Exercise task: Look through the data and write out every line with the word "Concejales" in it.
>> Start
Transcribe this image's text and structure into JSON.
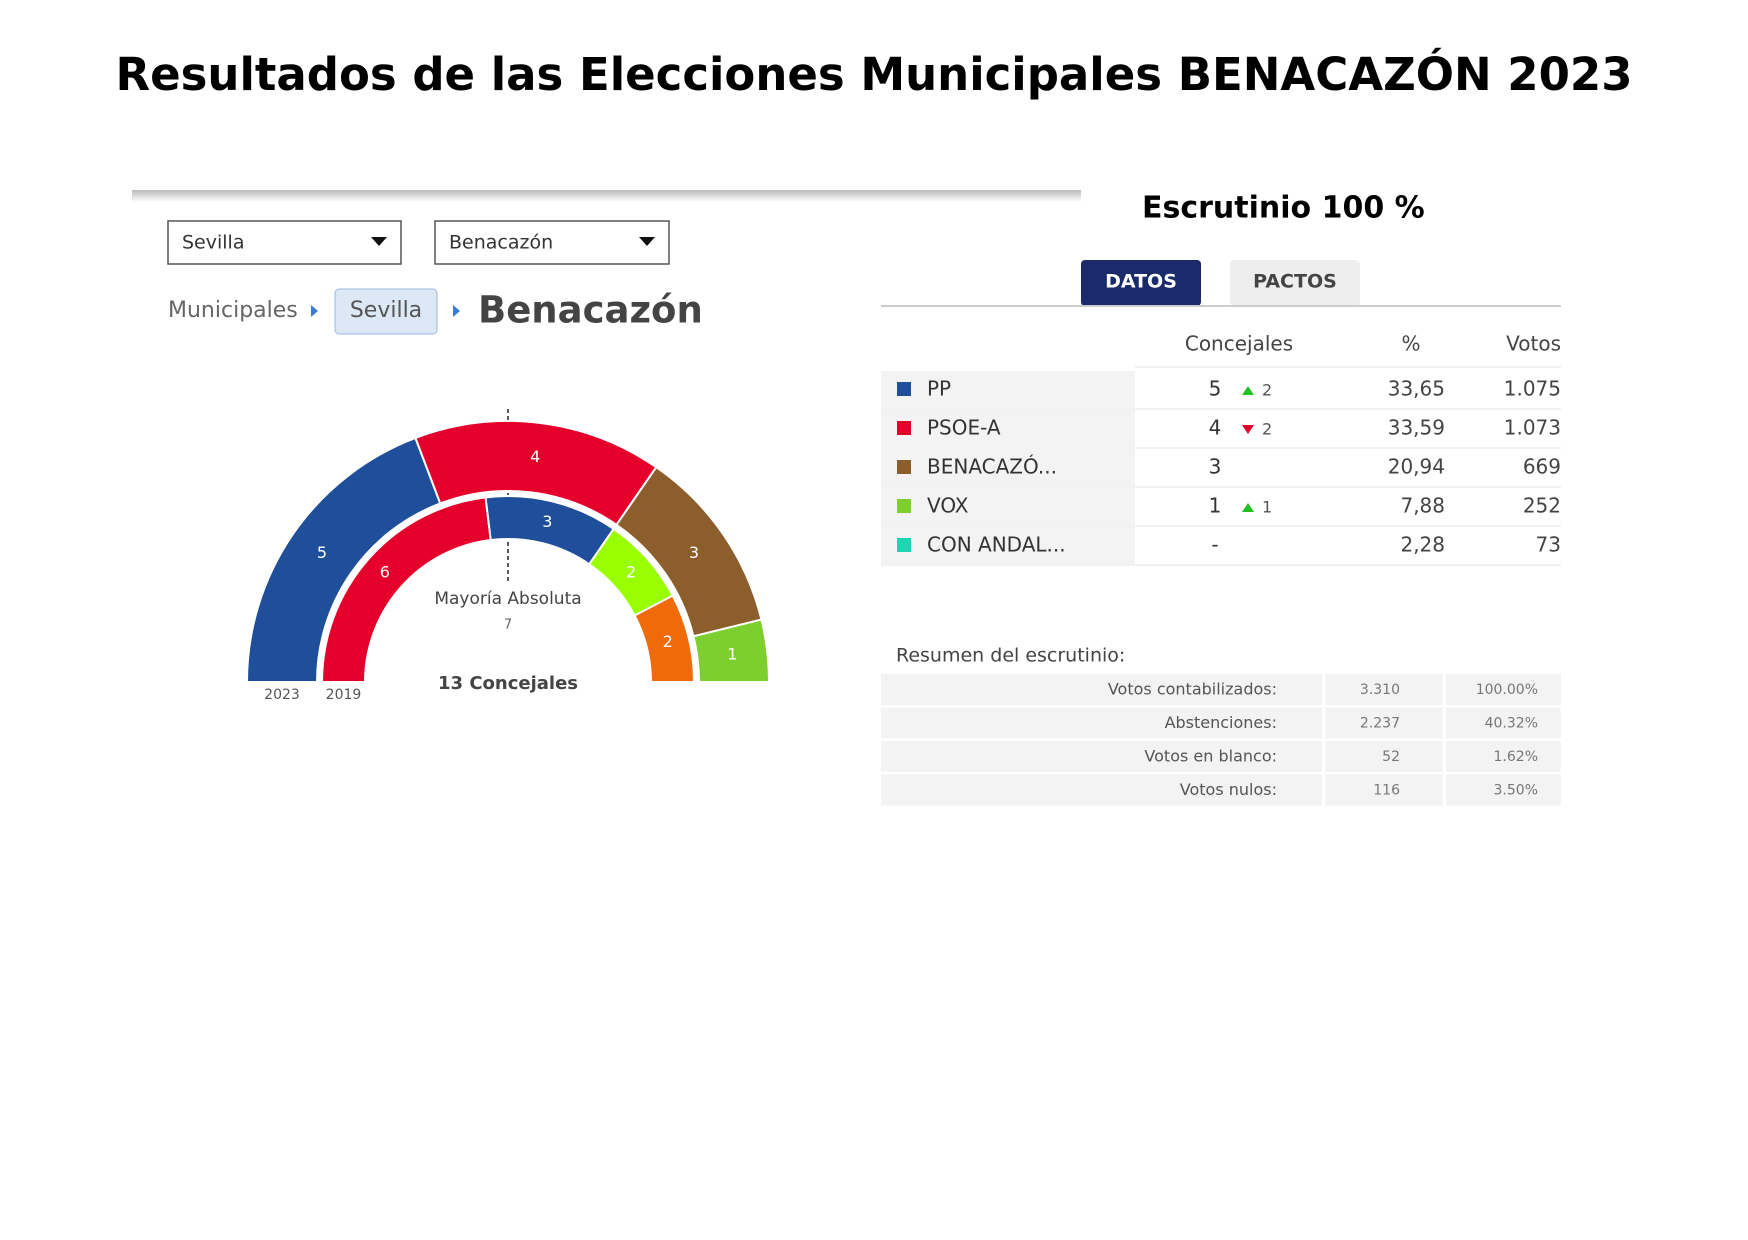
{
  "title": "Resultados de las Elecciones Municipales BENACAZÓN 2023",
  "selects": [
    "Sevilla",
    "Benacazón"
  ],
  "breadcrumb": [
    "Municipales",
    "Sevilla",
    "Benacazón"
  ],
  "chart_data": {
    "type": "parliament",
    "series": [
      {
        "name": "2023",
        "values": [
          5,
          4,
          3,
          1
        ],
        "colors": [
          "#1f4e9a",
          "#e4002b",
          "#8b5e2b",
          "#7ccf2e"
        ]
      },
      {
        "name": "2019",
        "values": [
          6,
          3,
          2,
          2
        ],
        "colors": [
          "#e4002b",
          "#1f4e9a",
          "#99ff00",
          "#f06a0a"
        ]
      }
    ],
    "majority_label": "Mayoría Absoluta",
    "majority": 7,
    "total_label": "13 Concejales"
  },
  "escrutinio": "Escrutinio 100 %",
  "tabs": [
    "DATOS",
    "PACTOS"
  ],
  "table": {
    "header": [
      "Concejales",
      "%",
      "Votos"
    ],
    "rows": [
      {
        "color": "#1f4e9a",
        "name": "PP",
        "seats": "5",
        "change": {
          "dir": "up",
          "value": "2"
        },
        "pct": "33,65",
        "votes": "1.075"
      },
      {
        "color": "#e4002b",
        "name": "PSOE-A",
        "seats": "4",
        "change": {
          "dir": "down",
          "value": "2"
        },
        "pct": "33,59",
        "votes": "1.073"
      },
      {
        "color": "#8b5e2b",
        "name": "BENACAZÓ...",
        "seats": "3",
        "pct": "20,94",
        "votes": "669"
      },
      {
        "color": "#7ccf2e",
        "name": "VOX",
        "seats": "1",
        "change": {
          "dir": "up",
          "value": "1"
        },
        "pct": "7,88",
        "votes": "252"
      },
      {
        "color": "#1fd3b5",
        "name": "CON ANDAL...",
        "seats": "-",
        "pct": "2,28",
        "votes": "73"
      }
    ]
  },
  "summary": {
    "title": "Resumen del escrutinio:",
    "rows": [
      [
        "Votos contabilizados:",
        "3.310",
        "100.00%"
      ],
      [
        "Abstenciones:",
        "2.237",
        "40.32%"
      ],
      [
        "Votos en blanco:",
        "52",
        "1.62%"
      ],
      [
        "Votos nulos:",
        "116",
        "3.50%"
      ]
    ]
  }
}
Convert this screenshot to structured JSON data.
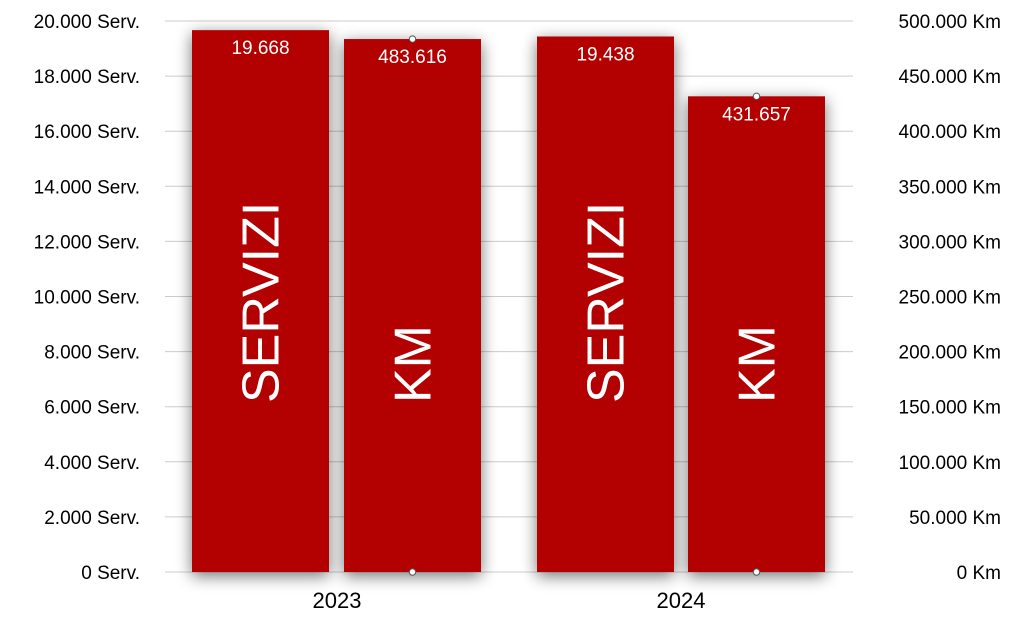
{
  "chart_data": {
    "type": "bar",
    "categories": [
      "2023",
      "2024"
    ],
    "series": [
      {
        "name": "SERVIZI",
        "axis": "left",
        "values": [
          19668,
          19438
        ],
        "labels": [
          "19.668",
          "19.438"
        ]
      },
      {
        "name": "KM",
        "axis": "right",
        "values": [
          483616,
          431657
        ],
        "labels": [
          "483.616",
          "431.657"
        ]
      }
    ],
    "y_left": {
      "range": [
        0,
        20000
      ],
      "ticks": [
        "0 Serv.",
        "2.000 Serv.",
        "4.000 Serv.",
        "6.000 Serv.",
        "8.000 Serv.",
        "10.000 Serv.",
        "12.000 Serv.",
        "14.000 Serv.",
        "16.000 Serv.",
        "18.000 Serv.",
        "20.000 Serv."
      ]
    },
    "y_right": {
      "range": [
        0,
        500000
      ],
      "ticks": [
        "0 Km",
        "50.000 Km",
        "100.000 Km",
        "150.000 Km",
        "200.000 Km",
        "250.000 Km",
        "300.000 Km",
        "350.000 Km",
        "400.000 Km",
        "450.000 Km",
        "500.000 Km"
      ]
    },
    "grid": true,
    "colors": {
      "bar": "#b30000",
      "grid": "#cccccc",
      "text": "#000000",
      "bar_text": "#ffffff"
    }
  }
}
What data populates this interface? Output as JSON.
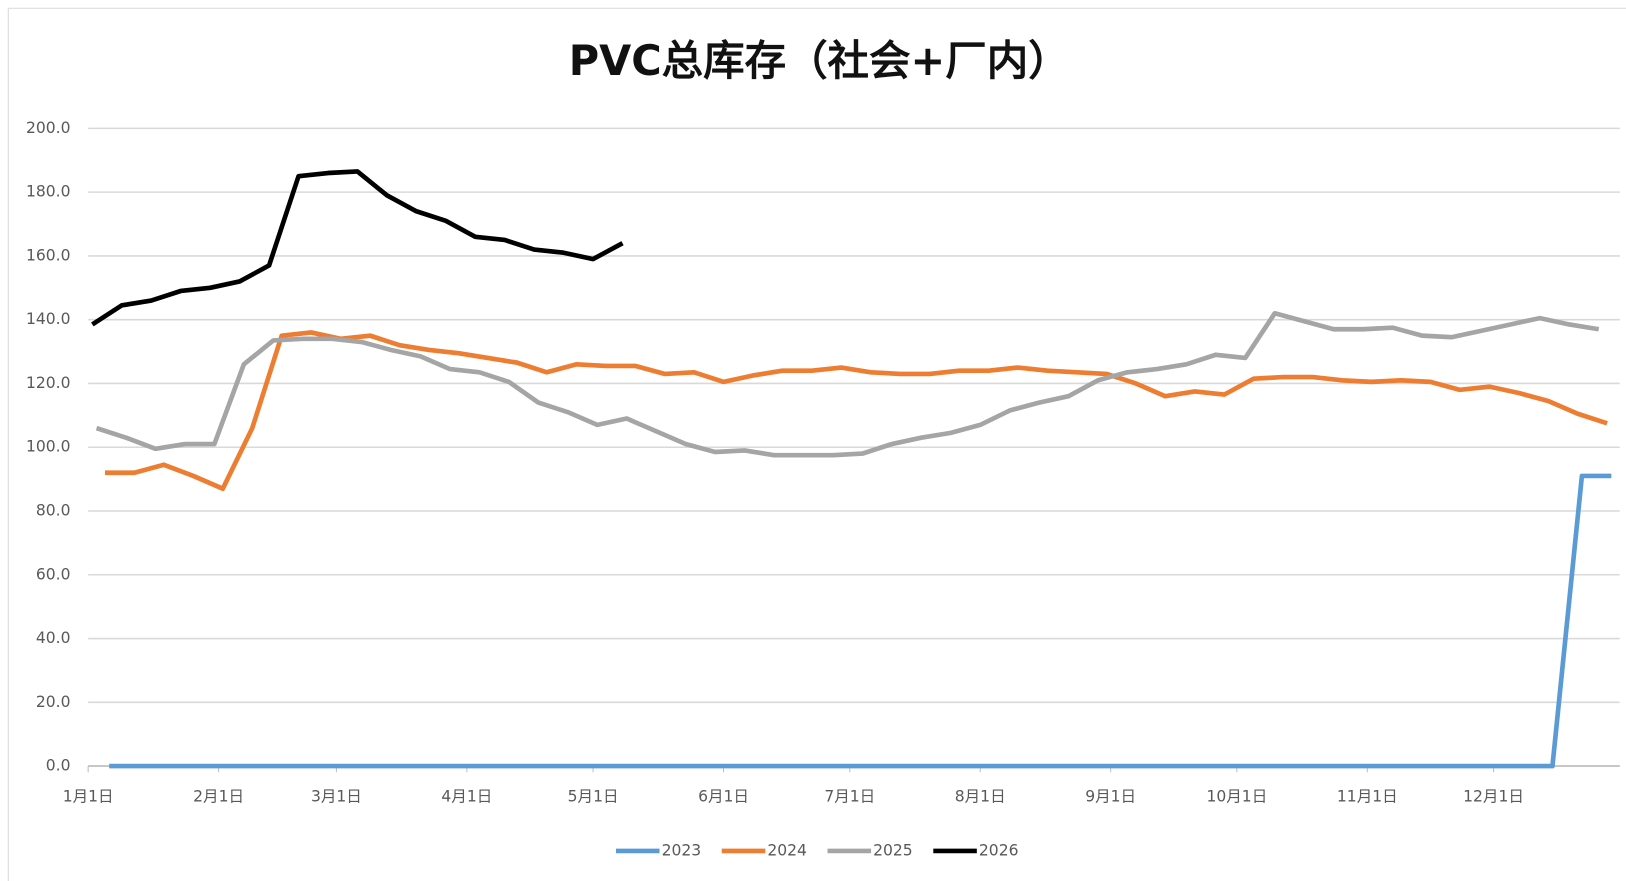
{
  "chart_data": {
    "type": "line",
    "title": "PVC总库存（社会+厂内）",
    "xlim": [
      0,
      364
    ],
    "xticks": [
      {
        "value": 0,
        "label": "1月1日"
      },
      {
        "value": 31,
        "label": "2月1日"
      },
      {
        "value": 59,
        "label": "3月1日"
      },
      {
        "value": 90,
        "label": "4月1日"
      },
      {
        "value": 120,
        "label": "5月1日"
      },
      {
        "value": 151,
        "label": "6月1日"
      },
      {
        "value": 181,
        "label": "7月1日"
      },
      {
        "value": 212,
        "label": "8月1日"
      },
      {
        "value": 243,
        "label": "9月1日"
      },
      {
        "value": 273,
        "label": "10月1日"
      },
      {
        "value": 304,
        "label": "11月1日"
      },
      {
        "value": 334,
        "label": "12月1日"
      }
    ],
    "ylim": [
      0,
      200
    ],
    "yticks": [
      {
        "value": 0,
        "label": "0.0"
      },
      {
        "value": 20,
        "label": "20.0"
      },
      {
        "value": 40,
        "label": "40.0"
      },
      {
        "value": 60,
        "label": "60.0"
      },
      {
        "value": 80,
        "label": "80.0"
      },
      {
        "value": 100,
        "label": "100.0"
      },
      {
        "value": 120,
        "label": "120.0"
      },
      {
        "value": 140,
        "label": "140.0"
      },
      {
        "value": 160,
        "label": "160.0"
      },
      {
        "value": 180,
        "label": "180.0"
      },
      {
        "value": 200,
        "label": "200.0"
      }
    ],
    "grid": true,
    "legend": "bottom",
    "series": [
      {
        "name": "2023",
        "color": "#5b9bd5",
        "x": [
          5,
          12,
          19,
          26,
          33,
          40,
          47,
          54,
          61,
          68,
          75,
          82,
          89,
          96,
          103,
          110,
          117,
          124,
          131,
          138,
          145,
          152,
          159,
          166,
          173,
          180,
          187,
          194,
          201,
          208,
          215,
          222,
          229,
          236,
          243,
          250,
          257,
          264,
          271,
          278,
          285,
          292,
          299,
          306,
          313,
          320,
          327,
          334,
          341,
          348,
          355,
          362
        ],
        "values": [
          0,
          0,
          0,
          0,
          0,
          0,
          0,
          0,
          0,
          0,
          0,
          0,
          0,
          0,
          0,
          0,
          0,
          0,
          0,
          0,
          0,
          0,
          0,
          0,
          0,
          0,
          0,
          0,
          0,
          0,
          0,
          0,
          0,
          0,
          0,
          0,
          0,
          0,
          0,
          0,
          0,
          0,
          0,
          0,
          0,
          0,
          0,
          0,
          0,
          0,
          91,
          91
        ]
      },
      {
        "name": "2024",
        "color": "#ed7d31",
        "x": [
          4,
          11,
          18,
          25,
          32,
          39,
          46,
          53,
          60,
          67,
          74,
          81,
          88,
          95,
          102,
          109,
          116,
          123,
          130,
          137,
          144,
          151,
          158,
          165,
          172,
          179,
          186,
          193,
          200,
          207,
          214,
          221,
          228,
          235,
          242,
          249,
          256,
          263,
          270,
          277,
          284,
          291,
          298,
          305,
          312,
          319,
          326,
          333,
          340,
          347,
          354,
          361
        ],
        "values": [
          92,
          92,
          94.5,
          91,
          87,
          106,
          135,
          136,
          134,
          135,
          132,
          130.5,
          129.5,
          128,
          126.5,
          123.5,
          126,
          125.5,
          125.5,
          123,
          123.5,
          120.5,
          122.5,
          124,
          124,
          125,
          123.5,
          123,
          123,
          124,
          124,
          125,
          124,
          123.5,
          123,
          120,
          116,
          117.5,
          116.5,
          121.5,
          122,
          122,
          121,
          120.5,
          121,
          120.5,
          118,
          119,
          117,
          114.5,
          110.5,
          107.5
        ]
      },
      {
        "name": "2025",
        "color": "#a5a5a5",
        "x": [
          2,
          9,
          16,
          23,
          30,
          37,
          44,
          51,
          58,
          65,
          72,
          79,
          86,
          93,
          100,
          107,
          114,
          121,
          128,
          135,
          142,
          149,
          156,
          163,
          170,
          177,
          184,
          191,
          198,
          205,
          212,
          219,
          226,
          233,
          240,
          247,
          254,
          261,
          268,
          275,
          282,
          289,
          296,
          303,
          310,
          317,
          324,
          331,
          338,
          345,
          352,
          359
        ],
        "values": [
          106,
          103,
          99.5,
          101,
          101,
          126,
          133.5,
          134,
          134,
          133,
          130.5,
          128.5,
          124.5,
          123.5,
          120.5,
          114,
          111,
          107,
          109,
          105,
          101,
          98.5,
          99,
          97.5,
          97.5,
          97.5,
          98,
          101,
          103,
          104.5,
          107,
          111.5,
          114,
          116,
          121,
          123.5,
          124.5,
          126,
          129,
          128,
          142,
          139.5,
          137,
          137,
          137.5,
          135,
          134.5,
          136.5,
          138.5,
          140.5,
          138.5,
          137
        ]
      },
      {
        "name": "2026",
        "color": "#000000",
        "x": [
          1,
          8,
          15,
          22,
          29,
          36,
          43,
          50,
          57,
          64,
          71,
          78,
          85,
          92,
          99,
          106,
          113,
          120,
          127
        ],
        "values": [
          138.5,
          144.5,
          146,
          149,
          150,
          152,
          157,
          185,
          186,
          186.5,
          179,
          174,
          171,
          166,
          165,
          162,
          161,
          159,
          164
        ]
      }
    ]
  }
}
>> End
Problem solution:
    "total_label": "13 Concejales"
      "Concejales",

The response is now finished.